PROVIDED MATERIAL =>
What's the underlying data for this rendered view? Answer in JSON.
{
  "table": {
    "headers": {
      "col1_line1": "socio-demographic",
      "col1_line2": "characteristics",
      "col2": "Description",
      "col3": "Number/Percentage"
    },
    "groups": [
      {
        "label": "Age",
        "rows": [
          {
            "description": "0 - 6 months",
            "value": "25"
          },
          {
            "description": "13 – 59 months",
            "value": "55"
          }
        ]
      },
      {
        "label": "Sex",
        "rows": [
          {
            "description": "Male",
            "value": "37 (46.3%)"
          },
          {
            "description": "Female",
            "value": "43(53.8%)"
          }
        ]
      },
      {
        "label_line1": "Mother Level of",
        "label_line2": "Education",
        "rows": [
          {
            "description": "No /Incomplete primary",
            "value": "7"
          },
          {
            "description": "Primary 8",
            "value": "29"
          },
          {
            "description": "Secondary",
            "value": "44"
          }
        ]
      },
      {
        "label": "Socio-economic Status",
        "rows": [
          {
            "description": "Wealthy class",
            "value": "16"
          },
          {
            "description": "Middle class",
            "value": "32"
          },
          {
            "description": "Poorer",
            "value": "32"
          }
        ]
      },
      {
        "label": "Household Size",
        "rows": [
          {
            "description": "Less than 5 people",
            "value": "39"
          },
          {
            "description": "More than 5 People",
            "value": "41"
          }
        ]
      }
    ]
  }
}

PROBLEM TO SOLVE => The entries above should be repeated exactly, every one of them.

RESPONSE BELOW =>
What's the underlying data for this rendered view? Answer in JSON.
{
  "table": {
    "headers": {
      "col1_line1": "socio-demographic",
      "col1_line2": "characteristics",
      "col2": "Description",
      "col3": "Number/Percentage"
    },
    "groups": [
      {
        "label": "Age",
        "rows": [
          {
            "description": "0 - 6 months",
            "value": "25"
          },
          {
            "description": "13 – 59 months",
            "value": "55"
          }
        ]
      },
      {
        "label": "Sex",
        "rows": [
          {
            "description": "Male",
            "value": "37 (46.3%)"
          },
          {
            "description": "Female",
            "value": "43(53.8%)"
          }
        ]
      },
      {
        "label_line1": "Mother Level of",
        "label_line2": "Education",
        "rows": [
          {
            "description": "No /Incomplete primary",
            "value": "7"
          },
          {
            "description": "Primary 8",
            "value": "29"
          },
          {
            "description": "Secondary",
            "value": "44"
          }
        ]
      },
      {
        "label": "Socio-economic Status",
        "rows": [
          {
            "description": "Wealthy class",
            "value": "16"
          },
          {
            "description": "Middle class",
            "value": "32"
          },
          {
            "description": "Poorer",
            "value": "32"
          }
        ]
      },
      {
        "label": "Household Size",
        "rows": [
          {
            "description": "Less than 5 people",
            "value": "39"
          },
          {
            "description": "More than 5 People",
            "value": "41"
          }
        ]
      }
    ]
  }
}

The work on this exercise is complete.